── DATA PROVIDED

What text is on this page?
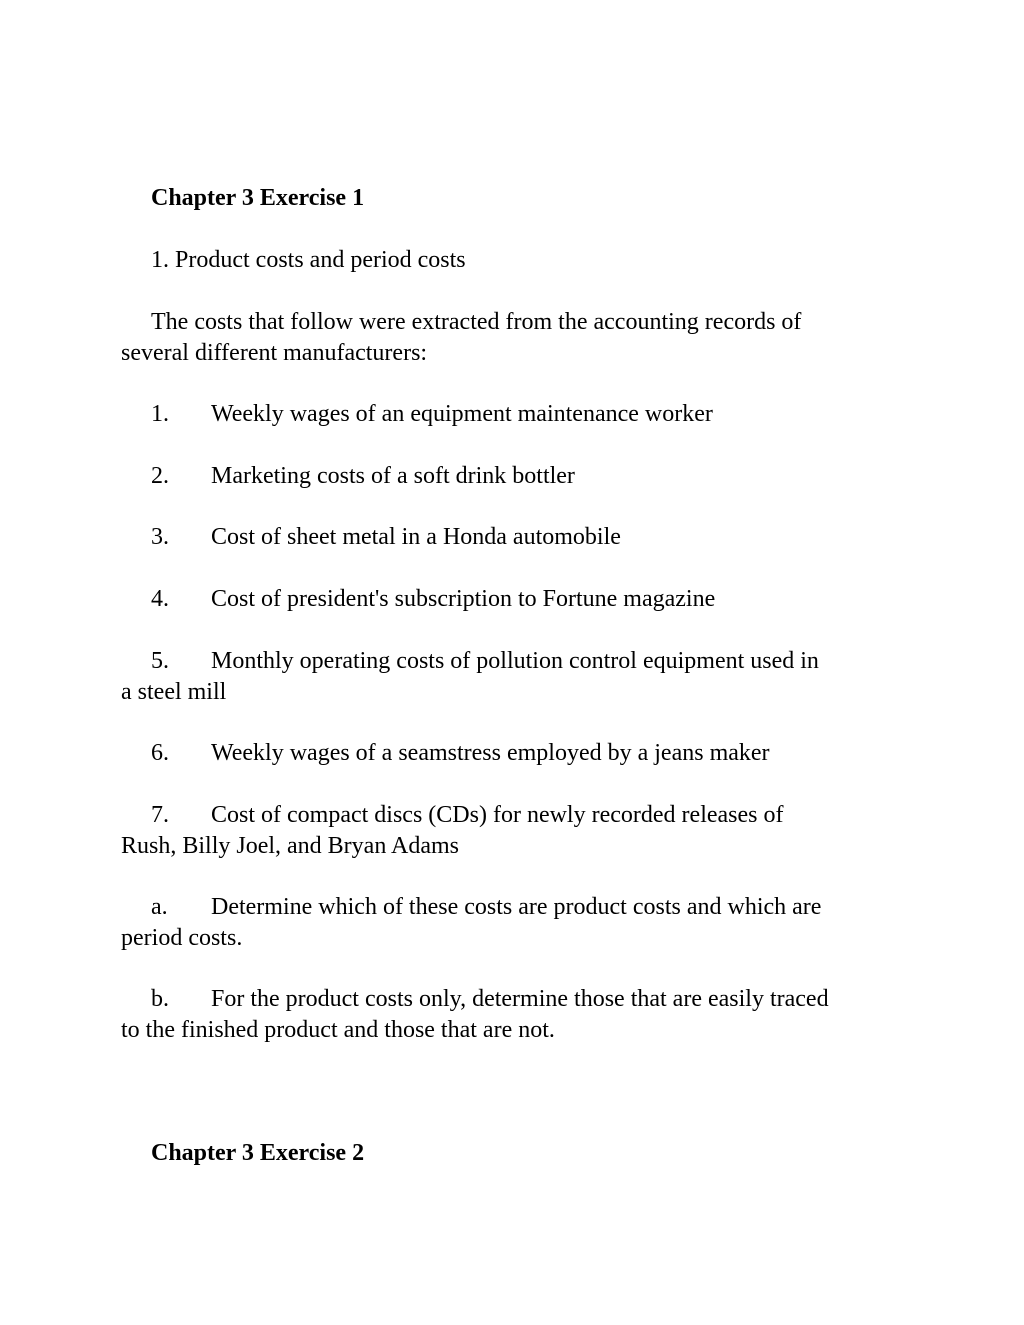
Chapter 3 Exercise 1
1. Product costs and period costs
The costs that follow were extracted from the accounting records of
several different manufacturers:
1. Weekly wages of an equipment maintenance worker
2. Marketing costs of a soft drink bottler
3. Cost of sheet metal in a Honda automobile
4. Cost of president's subscription to Fortune magazine
5. Monthly operating costs of pollution control equipment used in
a steel mill
6. Weekly wages of a seamstress employed by a jeans maker
7. Cost of compact discs (CDs) for newly recorded releases of
Rush, Billy Joel, and Bryan Adams
a. Determine which of these costs are product costs and which are
period costs.
b. For the product costs only, determine those that are easily traced
to the finished product and those that are not.
Chapter 3 Exercise 2
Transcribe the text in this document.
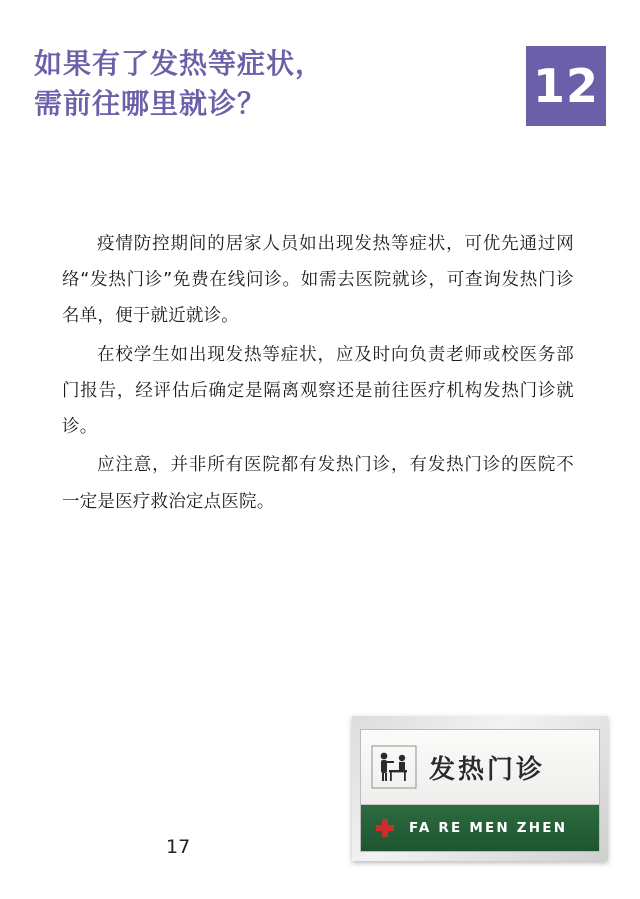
如果有了发热等症状，
需前往哪里就诊？	12

疫情防控期间的居家人员如出现发热等症状，可优先通过网络“发热门诊”免费在线问诊。如需去医院就诊，可查询发热门诊名单，便于就近就诊。

在校学生如出现发热等症状，应及时向负责老师或校医务部门报告，经评估后确定是隔离观察还是前往医疗机构发热门诊就诊。

应注意，并非所有医院都有发热门诊，有发热门诊的医院不一定是医疗救治定点医院。

发热门诊
FA RE MEN ZHEN
17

────

Reproduce the material above verbatim; omit every picture.

What text is on this page?
Chapter 3 Exercise 1
1. Product costs and period costs
The costs that follow were extracted from the accounting records of
several different manufacturers:
1. Weekly wages of an equipment maintenance worker
2. Marketing costs of a soft drink bottler
3. Cost of sheet metal in a Honda automobile
4. Cost of president's subscription to Fortune magazine
5. Monthly operating costs of pollution control equipment used in
a steel mill
6. Weekly wages of a seamstress employed by a jeans maker
7. Cost of compact discs (CDs) for newly recorded releases of
Rush, Billy Joel, and Bryan Adams
a. Determine which of these costs are product costs and which are
period costs.
b. For the product costs only, determine those that are easily traced
to the finished product and those that are not.
Chapter 3 Exercise 2
Transcribe the text in this document.
如果有了发热等症状，
需前往哪里就诊？	12

疫情防控期间的居家人员如出现发热等症状，可优先通过网络“发热门诊”免费在线问诊。如需去医院就诊，可查询发热门诊名单，便于就近就诊。

在校学生如出现发热等症状，应及时向负责老师或校医务部门报告，经评估后确定是隔离观察还是前往医疗机构发热门诊就诊。

应注意，并非所有医院都有发热门诊，有发热门诊的医院不一定是医疗救治定点医院。

发热门诊
FA RE MEN ZHEN
17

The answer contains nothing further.